* Exercise details
Skip the pictures. Repeat everything else in the records word for word.

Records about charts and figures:

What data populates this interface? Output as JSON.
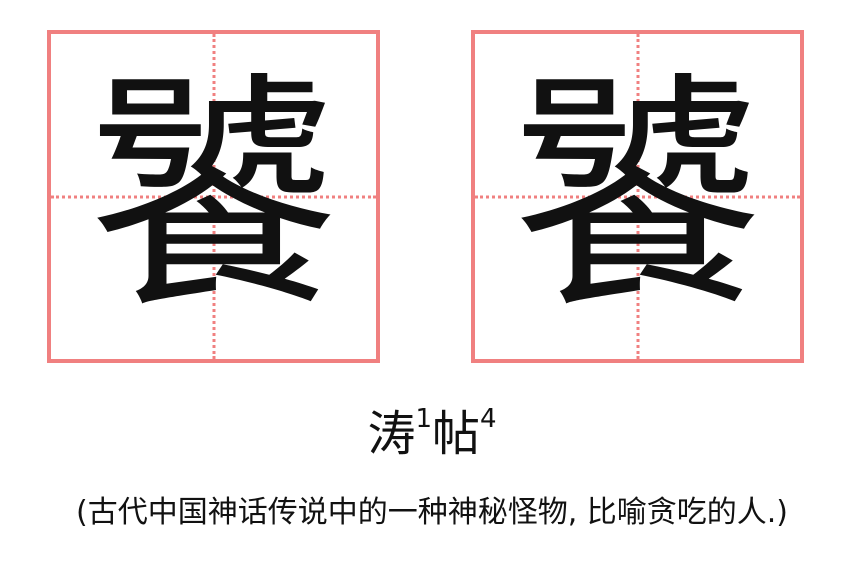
{
  "characters": {
    "traditional": "饕",
    "simplified": "饕"
  },
  "pronunciation": {
    "syllable_1": "涛",
    "tone_1": "1",
    "syllable_2": "帖",
    "tone_2": "4"
  },
  "meaning": "(古代中国神话传说中的一种神秘怪物, 比喻贪吃的人.)",
  "colors": {
    "grid_border": "#f08080",
    "glyph": "#111111",
    "background": "#ffffff"
  }
}
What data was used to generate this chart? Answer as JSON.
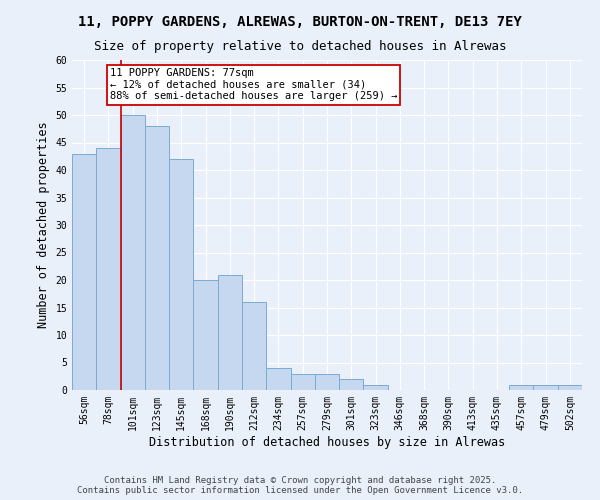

* Exercise result
What data populates this interface? Output as JSON.
{
  "characters": {
    "traditional": "饕",
    "simplified": "饕"
  },
  "pronunciation": {
    "syllable_1": "涛",
    "tone_1": "1",
    "syllable_2": "帖",
    "tone_2": "4"
  },
  "meaning": "(古代中国神话传说中的一种神秘怪物, 比喻贪吃的人.)",
  "colors": {
    "grid_border": "#f08080",
    "glyph": "#111111",
    "background": "#ffffff"
  }
}
What data was used to generate this chart? Answer as JSON.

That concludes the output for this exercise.